Prompt → Retype all the entries word for word, but omit the pictures.

Supplied material →
_ _ _ _ _

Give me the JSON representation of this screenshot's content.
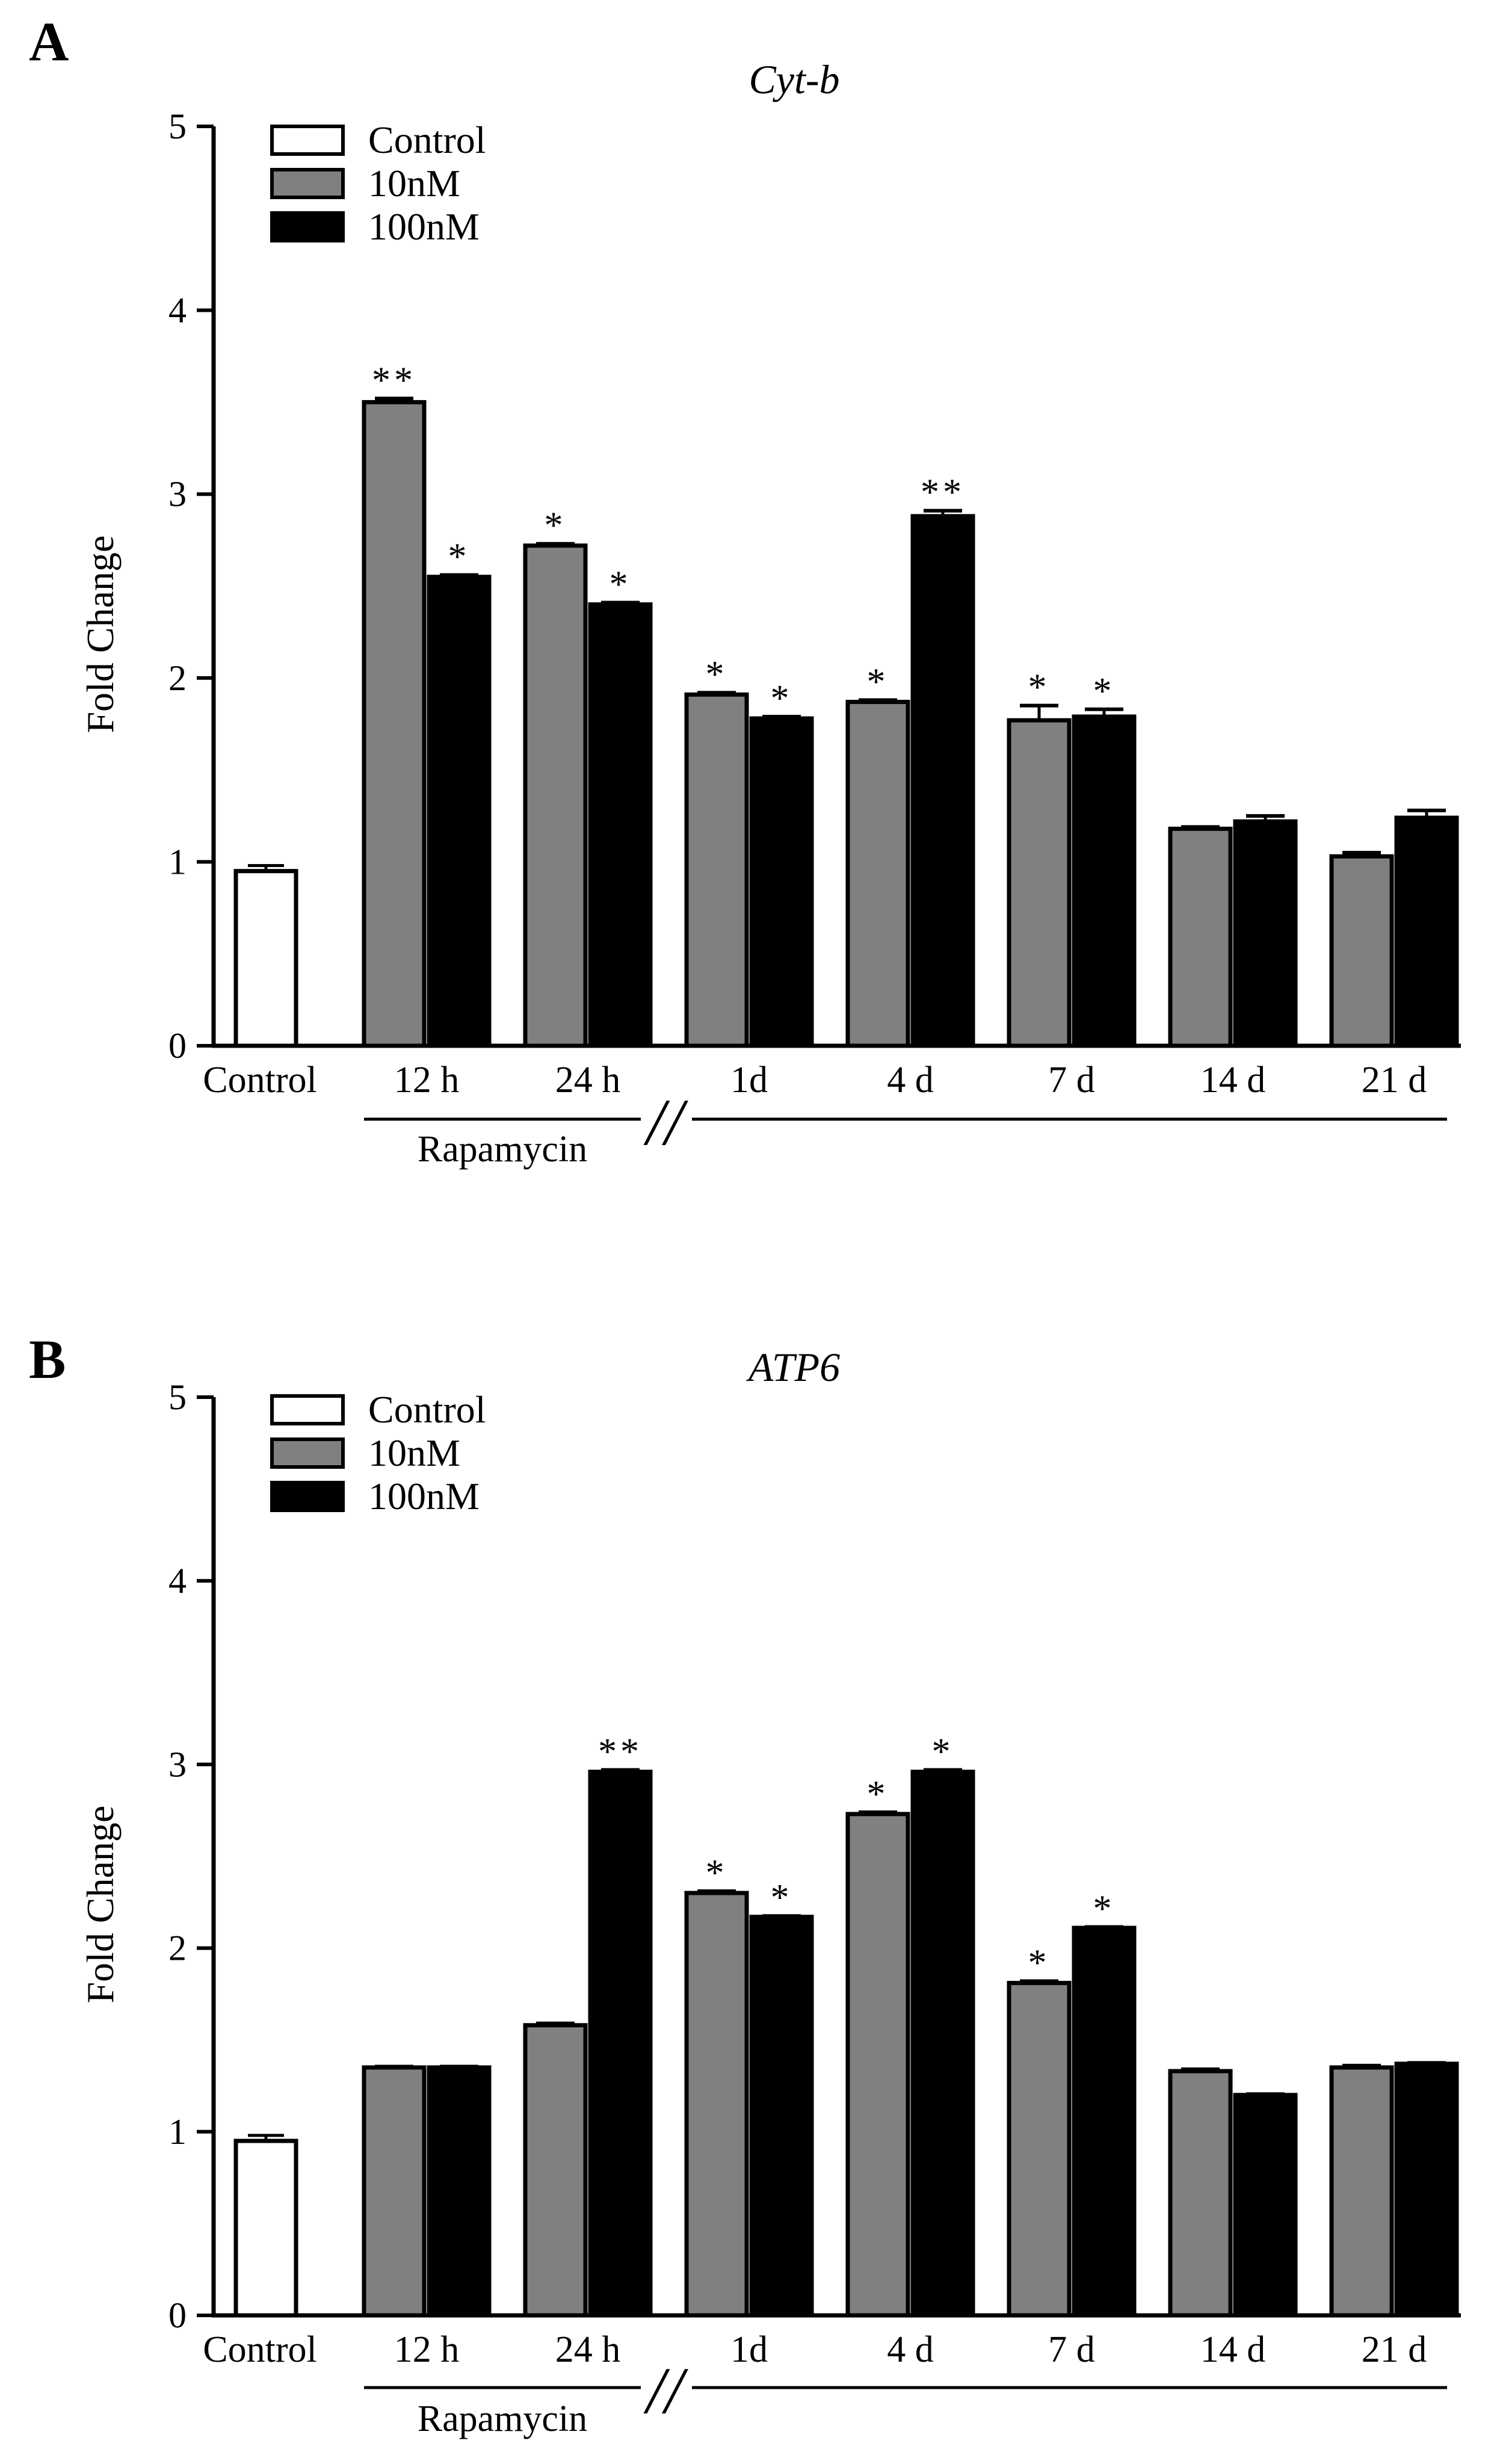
{
  "chart_data": [
    {
      "panel": "A",
      "type": "bar",
      "title": "Cyt-b",
      "ylabel": "Fold Change",
      "xlabel": "",
      "ylim": [
        0,
        5
      ],
      "yticks": [
        "0",
        "1",
        "2",
        "3",
        "4",
        "5"
      ],
      "legend": [
        "Control",
        "10nM",
        "100nM"
      ],
      "colors": {
        "Control": "#ffffff",
        "10nM": "#808080",
        "100nM": "#000000"
      },
      "bracket_label": "Rapamycin",
      "break_mark": "//",
      "control": {
        "label": "Control",
        "value": 0.95,
        "error": 0.03
      },
      "categories": [
        "12 h",
        "24 h",
        "1d",
        "4 d",
        "7 d",
        "14 d",
        "21 d"
      ],
      "series": [
        {
          "name": "10nM",
          "values": [
            3.5,
            2.72,
            1.91,
            1.87,
            1.77,
            1.18,
            1.03
          ],
          "errors": [
            0.02,
            0.01,
            0.01,
            0.01,
            0.08,
            0.01,
            0.02
          ],
          "sig": [
            "**",
            "*",
            "*",
            "*",
            "*",
            "",
            ""
          ]
        },
        {
          "name": "100nM",
          "values": [
            2.55,
            2.4,
            1.78,
            2.88,
            1.79,
            1.22,
            1.24
          ],
          "errors": [
            0.01,
            0.01,
            0.01,
            0.03,
            0.04,
            0.03,
            0.04
          ],
          "sig": [
            "*",
            "*",
            "*",
            "**",
            "*",
            "",
            ""
          ]
        }
      ]
    },
    {
      "panel": "B",
      "type": "bar",
      "title": "ATP6",
      "ylabel": "Fold Change",
      "xlabel": "",
      "ylim": [
        0,
        5
      ],
      "yticks": [
        "0",
        "1",
        "2",
        "3",
        "4",
        "5"
      ],
      "legend": [
        "Control",
        "10nM",
        "100nM"
      ],
      "colors": {
        "Control": "#ffffff",
        "10nM": "#808080",
        "100nM": "#000000"
      },
      "bracket_label": "Rapamycin",
      "break_mark": "//",
      "control": {
        "label": "Control",
        "value": 0.95,
        "error": 0.03
      },
      "categories": [
        "12 h",
        "24 h",
        "1d",
        "4 d",
        "7 d",
        "14 d",
        "21 d"
      ],
      "series": [
        {
          "name": "10nM",
          "values": [
            1.35,
            1.58,
            2.3,
            2.73,
            1.81,
            1.33,
            1.35
          ],
          "errors": [
            0.005,
            0.01,
            0.01,
            0.01,
            0.01,
            0.01,
            0.01
          ],
          "sig": [
            "",
            "",
            "*",
            "*",
            "*",
            "",
            ""
          ]
        },
        {
          "name": "100nM",
          "values": [
            1.35,
            2.96,
            2.17,
            2.96,
            2.11,
            1.2,
            1.37
          ],
          "errors": [
            0.005,
            0.01,
            0.005,
            0.01,
            0.005,
            0.005,
            0.005
          ],
          "sig": [
            "",
            "**",
            "*",
            "*",
            "*",
            "",
            ""
          ]
        }
      ]
    }
  ]
}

_ _ _ _ _

Result for this task →
Give me the JSON representation of this screenshot's content.
{
  "chart_data": [
    {
      "panel": "A",
      "type": "bar",
      "title": "Cyt-b",
      "ylabel": "Fold Change",
      "xlabel": "",
      "ylim": [
        0,
        5
      ],
      "yticks": [
        "0",
        "1",
        "2",
        "3",
        "4",
        "5"
      ],
      "legend": [
        "Control",
        "10nM",
        "100nM"
      ],
      "colors": {
        "Control": "#ffffff",
        "10nM": "#808080",
        "100nM": "#000000"
      },
      "bracket_label": "Rapamycin",
      "break_mark": "//",
      "control": {
        "label": "Control",
        "value": 0.95,
        "error": 0.03
      },
      "categories": [
        "12 h",
        "24 h",
        "1d",
        "4 d",
        "7 d",
        "14 d",
        "21 d"
      ],
      "series": [
        {
          "name": "10nM",
          "values": [
            3.5,
            2.72,
            1.91,
            1.87,
            1.77,
            1.18,
            1.03
          ],
          "errors": [
            0.02,
            0.01,
            0.01,
            0.01,
            0.08,
            0.01,
            0.02
          ],
          "sig": [
            "**",
            "*",
            "*",
            "*",
            "*",
            "",
            ""
          ]
        },
        {
          "name": "100nM",
          "values": [
            2.55,
            2.4,
            1.78,
            2.88,
            1.79,
            1.22,
            1.24
          ],
          "errors": [
            0.01,
            0.01,
            0.01,
            0.03,
            0.04,
            0.03,
            0.04
          ],
          "sig": [
            "*",
            "*",
            "*",
            "**",
            "*",
            "",
            ""
          ]
        }
      ]
    },
    {
      "panel": "B",
      "type": "bar",
      "title": "ATP6",
      "ylabel": "Fold Change",
      "xlabel": "",
      "ylim": [
        0,
        5
      ],
      "yticks": [
        "0",
        "1",
        "2",
        "3",
        "4",
        "5"
      ],
      "legend": [
        "Control",
        "10nM",
        "100nM"
      ],
      "colors": {
        "Control": "#ffffff",
        "10nM": "#808080",
        "100nM": "#000000"
      },
      "bracket_label": "Rapamycin",
      "break_mark": "//",
      "control": {
        "label": "Control",
        "value": 0.95,
        "error": 0.03
      },
      "categories": [
        "12 h",
        "24 h",
        "1d",
        "4 d",
        "7 d",
        "14 d",
        "21 d"
      ],
      "series": [
        {
          "name": "10nM",
          "values": [
            1.35,
            1.58,
            2.3,
            2.73,
            1.81,
            1.33,
            1.35
          ],
          "errors": [
            0.005,
            0.01,
            0.01,
            0.01,
            0.01,
            0.01,
            0.01
          ],
          "sig": [
            "",
            "",
            "*",
            "*",
            "*",
            "",
            ""
          ]
        },
        {
          "name": "100nM",
          "values": [
            1.35,
            2.96,
            2.17,
            2.96,
            2.11,
            1.2,
            1.37
          ],
          "errors": [
            0.005,
            0.01,
            0.005,
            0.01,
            0.005,
            0.005,
            0.005
          ],
          "sig": [
            "",
            "**",
            "*",
            "*",
            "*",
            "",
            ""
          ]
        }
      ]
    }
  ]
}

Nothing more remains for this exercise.